§ **WHAT NEEDS TO BE DONE**:
Scan the material that follows. Copy every line containing the word "this".

..........

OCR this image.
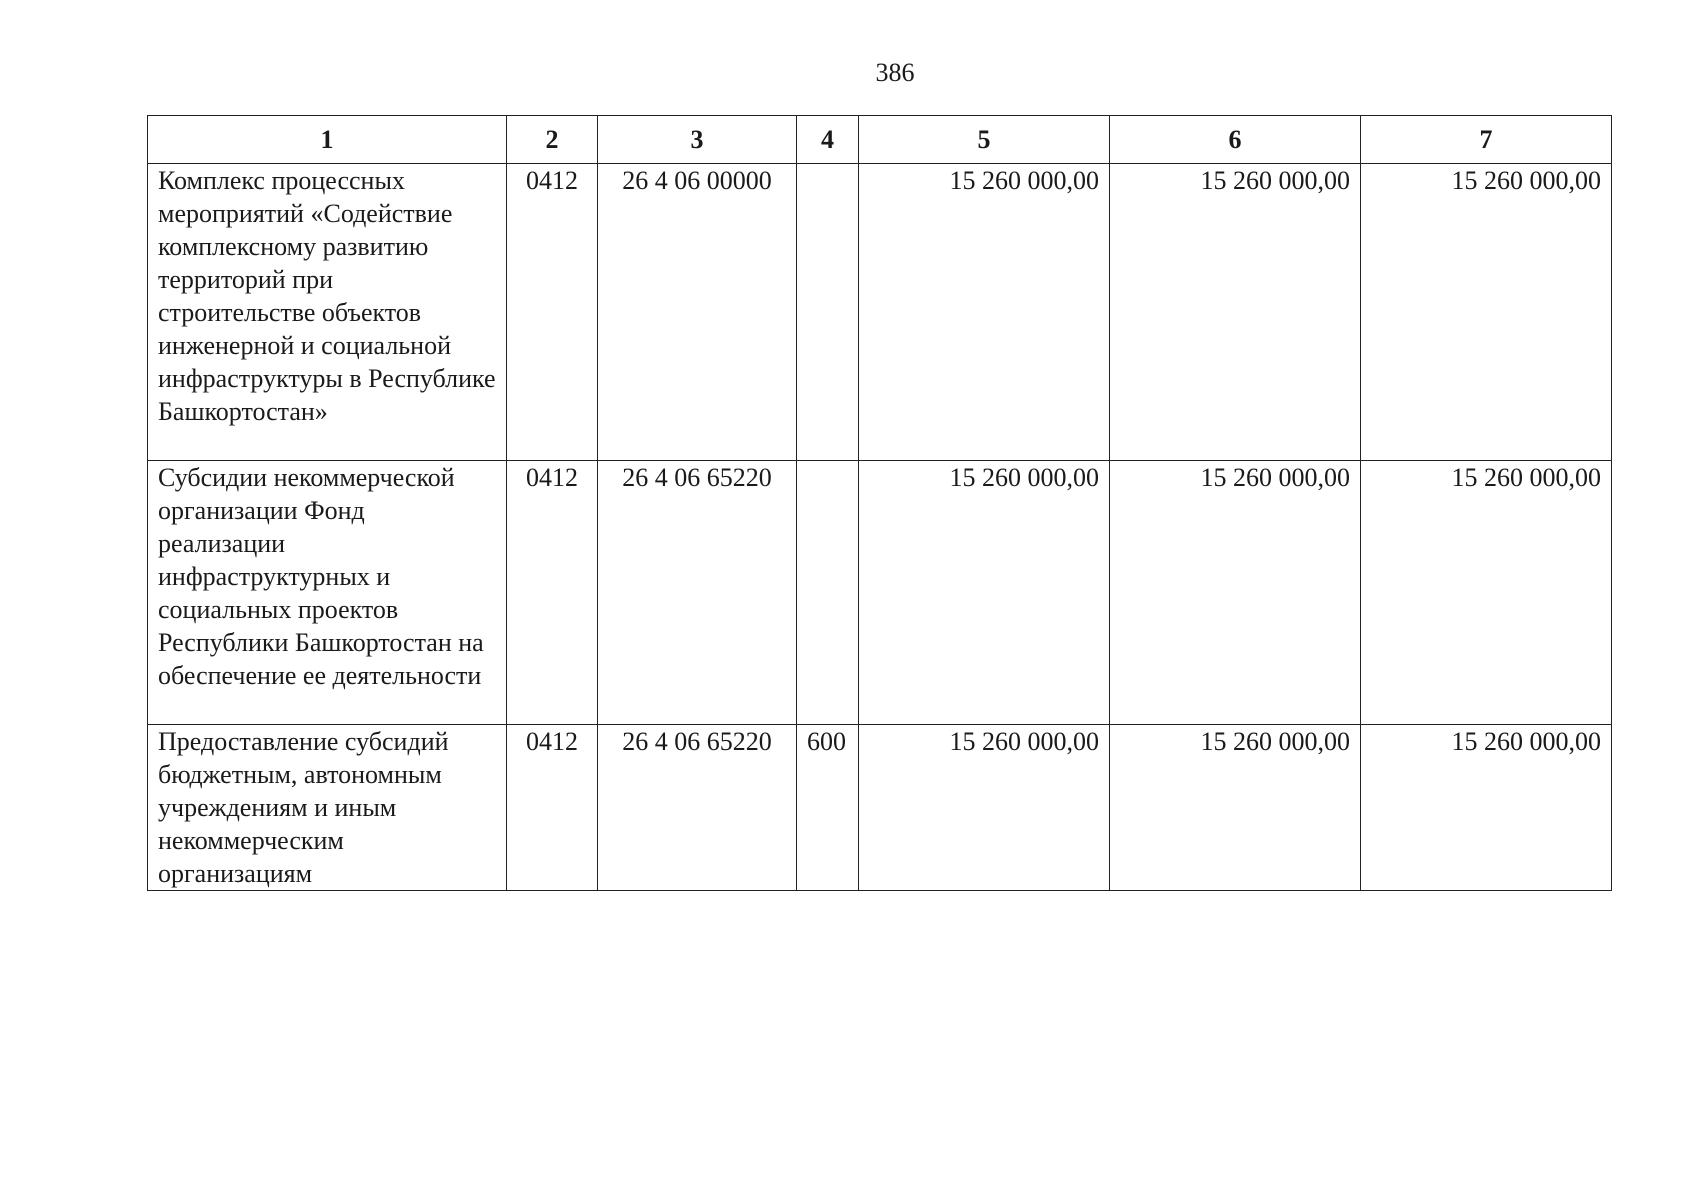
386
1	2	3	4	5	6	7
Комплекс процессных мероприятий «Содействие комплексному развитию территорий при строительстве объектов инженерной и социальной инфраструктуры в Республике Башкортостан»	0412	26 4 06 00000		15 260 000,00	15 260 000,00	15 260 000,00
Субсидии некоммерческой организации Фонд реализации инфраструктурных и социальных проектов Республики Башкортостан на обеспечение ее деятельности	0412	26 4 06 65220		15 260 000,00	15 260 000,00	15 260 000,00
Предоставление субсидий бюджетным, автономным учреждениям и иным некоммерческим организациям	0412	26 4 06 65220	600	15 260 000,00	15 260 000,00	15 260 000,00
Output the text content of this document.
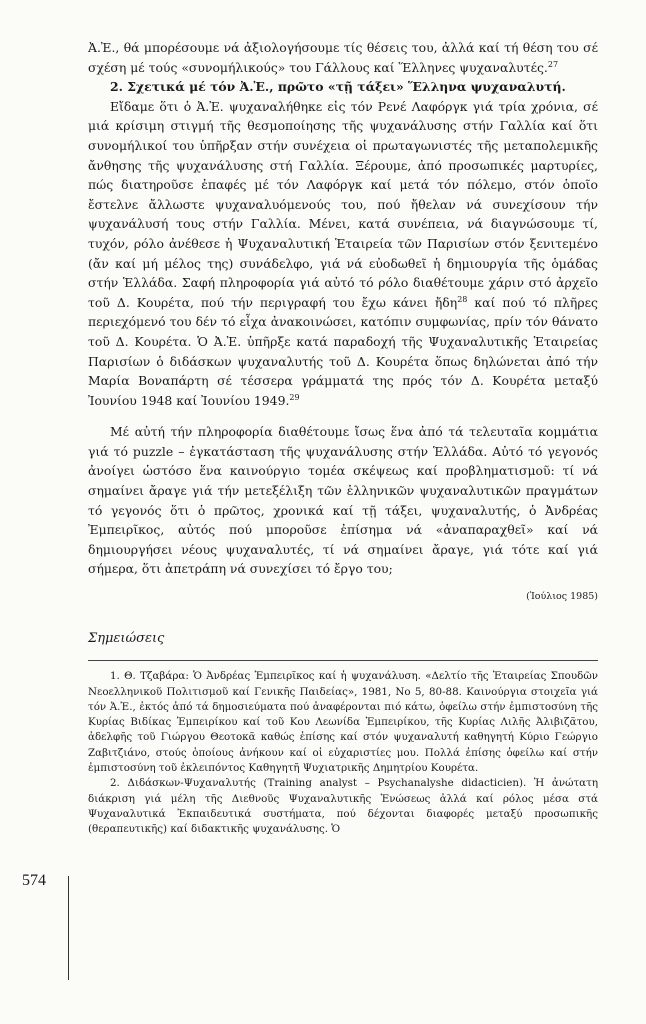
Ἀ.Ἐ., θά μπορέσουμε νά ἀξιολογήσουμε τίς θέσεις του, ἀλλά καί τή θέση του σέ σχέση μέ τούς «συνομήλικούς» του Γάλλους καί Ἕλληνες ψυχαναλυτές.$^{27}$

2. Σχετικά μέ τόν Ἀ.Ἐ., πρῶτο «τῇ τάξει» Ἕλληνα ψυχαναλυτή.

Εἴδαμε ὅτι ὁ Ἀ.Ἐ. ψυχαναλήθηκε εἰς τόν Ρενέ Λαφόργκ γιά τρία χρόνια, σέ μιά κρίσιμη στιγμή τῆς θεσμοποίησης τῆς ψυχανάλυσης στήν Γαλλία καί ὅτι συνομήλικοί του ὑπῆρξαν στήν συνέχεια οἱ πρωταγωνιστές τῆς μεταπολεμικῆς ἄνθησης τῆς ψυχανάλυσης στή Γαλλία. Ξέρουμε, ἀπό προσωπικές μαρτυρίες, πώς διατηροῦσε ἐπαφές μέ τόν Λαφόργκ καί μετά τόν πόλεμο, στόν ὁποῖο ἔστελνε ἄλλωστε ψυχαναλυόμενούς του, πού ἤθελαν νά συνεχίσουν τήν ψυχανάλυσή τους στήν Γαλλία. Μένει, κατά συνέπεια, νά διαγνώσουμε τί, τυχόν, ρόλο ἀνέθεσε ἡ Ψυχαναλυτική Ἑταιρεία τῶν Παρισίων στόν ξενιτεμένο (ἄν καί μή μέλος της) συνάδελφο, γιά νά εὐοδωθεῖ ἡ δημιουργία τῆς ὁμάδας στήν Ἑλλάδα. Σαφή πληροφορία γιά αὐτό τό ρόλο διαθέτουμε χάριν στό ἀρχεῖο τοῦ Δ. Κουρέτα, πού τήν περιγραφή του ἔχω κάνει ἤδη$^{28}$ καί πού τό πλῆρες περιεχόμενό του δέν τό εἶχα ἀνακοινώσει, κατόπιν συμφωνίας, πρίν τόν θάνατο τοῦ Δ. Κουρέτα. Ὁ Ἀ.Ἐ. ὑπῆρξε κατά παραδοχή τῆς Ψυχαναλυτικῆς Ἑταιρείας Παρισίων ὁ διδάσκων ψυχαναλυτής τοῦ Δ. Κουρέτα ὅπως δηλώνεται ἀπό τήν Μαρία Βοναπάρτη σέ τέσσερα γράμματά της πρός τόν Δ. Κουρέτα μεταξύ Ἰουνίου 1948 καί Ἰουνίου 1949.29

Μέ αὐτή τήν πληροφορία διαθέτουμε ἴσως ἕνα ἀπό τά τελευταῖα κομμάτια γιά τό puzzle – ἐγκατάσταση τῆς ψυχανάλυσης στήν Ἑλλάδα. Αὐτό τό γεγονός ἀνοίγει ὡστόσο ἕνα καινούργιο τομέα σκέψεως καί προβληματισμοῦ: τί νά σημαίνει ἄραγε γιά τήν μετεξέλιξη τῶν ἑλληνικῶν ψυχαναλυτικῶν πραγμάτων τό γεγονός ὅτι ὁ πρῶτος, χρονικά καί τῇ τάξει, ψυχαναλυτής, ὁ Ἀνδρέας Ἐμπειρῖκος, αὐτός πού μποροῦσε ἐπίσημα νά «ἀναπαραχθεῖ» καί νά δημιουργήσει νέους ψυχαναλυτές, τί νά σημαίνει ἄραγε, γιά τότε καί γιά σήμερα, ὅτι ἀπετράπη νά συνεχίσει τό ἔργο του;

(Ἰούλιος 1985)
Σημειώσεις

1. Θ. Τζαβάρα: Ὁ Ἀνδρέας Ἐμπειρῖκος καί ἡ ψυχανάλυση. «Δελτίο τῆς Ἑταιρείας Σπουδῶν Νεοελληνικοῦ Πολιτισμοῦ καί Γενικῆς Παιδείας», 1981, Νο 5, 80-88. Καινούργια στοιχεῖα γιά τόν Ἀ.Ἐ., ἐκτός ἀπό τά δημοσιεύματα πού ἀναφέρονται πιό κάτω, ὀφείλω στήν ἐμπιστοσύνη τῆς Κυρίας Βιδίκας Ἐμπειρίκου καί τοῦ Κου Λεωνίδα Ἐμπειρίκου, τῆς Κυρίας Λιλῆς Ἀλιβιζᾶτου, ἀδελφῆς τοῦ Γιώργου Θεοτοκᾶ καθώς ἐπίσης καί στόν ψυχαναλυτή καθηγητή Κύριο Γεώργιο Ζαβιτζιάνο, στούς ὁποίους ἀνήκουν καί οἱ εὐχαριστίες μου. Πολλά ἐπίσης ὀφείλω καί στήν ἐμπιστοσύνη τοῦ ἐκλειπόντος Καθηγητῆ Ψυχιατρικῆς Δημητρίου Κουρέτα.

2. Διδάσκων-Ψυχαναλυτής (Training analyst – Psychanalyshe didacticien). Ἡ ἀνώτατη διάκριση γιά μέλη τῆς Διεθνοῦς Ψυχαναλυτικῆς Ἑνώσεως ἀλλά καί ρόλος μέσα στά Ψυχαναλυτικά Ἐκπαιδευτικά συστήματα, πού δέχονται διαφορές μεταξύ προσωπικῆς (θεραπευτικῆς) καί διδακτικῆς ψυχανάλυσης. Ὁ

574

..........

§ **ANSWER TO THE EXERCISE**:
OCR this image.
Output the text content of this document.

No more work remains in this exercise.